Start of GIVEN ENTRIES

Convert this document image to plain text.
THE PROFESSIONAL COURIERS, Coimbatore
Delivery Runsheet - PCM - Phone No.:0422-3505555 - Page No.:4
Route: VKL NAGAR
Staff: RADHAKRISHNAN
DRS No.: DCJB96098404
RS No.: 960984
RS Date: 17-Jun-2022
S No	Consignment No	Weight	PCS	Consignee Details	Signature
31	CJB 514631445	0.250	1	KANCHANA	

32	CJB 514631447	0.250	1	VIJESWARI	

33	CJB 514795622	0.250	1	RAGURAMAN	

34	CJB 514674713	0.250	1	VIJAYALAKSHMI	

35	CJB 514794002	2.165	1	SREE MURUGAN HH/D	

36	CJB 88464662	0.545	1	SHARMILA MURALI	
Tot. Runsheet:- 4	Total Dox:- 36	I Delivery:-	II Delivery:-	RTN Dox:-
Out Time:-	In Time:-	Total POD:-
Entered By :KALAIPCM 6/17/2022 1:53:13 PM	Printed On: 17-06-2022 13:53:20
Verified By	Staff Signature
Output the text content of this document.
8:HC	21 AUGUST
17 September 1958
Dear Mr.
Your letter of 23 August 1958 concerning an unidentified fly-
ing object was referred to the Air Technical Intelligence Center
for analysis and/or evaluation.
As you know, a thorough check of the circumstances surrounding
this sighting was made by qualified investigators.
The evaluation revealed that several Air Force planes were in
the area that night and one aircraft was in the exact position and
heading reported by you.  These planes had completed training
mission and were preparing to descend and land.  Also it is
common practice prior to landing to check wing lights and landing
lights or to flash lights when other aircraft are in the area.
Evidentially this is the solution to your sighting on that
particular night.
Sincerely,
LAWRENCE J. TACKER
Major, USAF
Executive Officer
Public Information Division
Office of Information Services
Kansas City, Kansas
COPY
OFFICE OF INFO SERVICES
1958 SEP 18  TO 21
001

End of GIVEN ENTRIES

> **GIVEN PROBLEM**: From the data above, extract every line in its exact form.

> **EXERCISE ANSWER**:
Convert this document image to plain text.
THE PROFESSIONAL COURIERS, Coimbatore
Delivery Runsheet - PCM - Phone No.:0422-3505555 - Page No.:4
Route: VKL NAGAR
Staff: RADHAKRISHNAN
DRS No.: DCJB96098404
RS No.: 960984
RS Date: 17-Jun-2022
S No	Consignment No	Weight	PCS	Consignee Details	Signature
31	CJB 514631445	0.250	1	KANCHANA	

32	CJB 514631447	0.250	1	VIJESWARI	

33	CJB 514795622	0.250	1	RAGURAMAN	

34	CJB 514674713	0.250	1	VIJAYALAKSHMI	

35	CJB 514794002	2.165	1	SREE MURUGAN HH/D	

36	CJB 88464662	0.545	1	SHARMILA MURALI	
Tot. Runsheet:- 4	Total Dox:- 36	I Delivery:-	II Delivery:-	RTN Dox:-
Out Time:-	In Time:-	Total POD:-
Entered By :KALAIPCM 6/17/2022 1:53:13 PM	Printed On: 17-06-2022 13:53:20
Verified By	Staff Signature
Output the text content of this document.
8:HC	21 AUGUST
17 September 1958
Dear Mr.
Your letter of 23 August 1958 concerning an unidentified fly-
ing object was referred to the Air Technical Intelligence Center
for analysis and/or evaluation.
As you know, a thorough check of the circumstances surrounding
this sighting was made by qualified investigators.
The evaluation revealed that several Air Force planes were in
the area that night and one aircraft was in the exact position and
heading reported by you.  These planes had completed training
mission and were preparing to descend and land.  Also it is
common practice prior to landing to check wing lights and landing
lights or to flash lights when other aircraft are in the area.
Evidentially this is the solution to your sighting on that
particular night.
Sincerely,
LAWRENCE J. TACKER
Major, USAF
Executive Officer
Public Information Division
Office of Information Services
Kansas City, Kansas
COPY
OFFICE OF INFO SERVICES
1958 SEP 18  TO 21
001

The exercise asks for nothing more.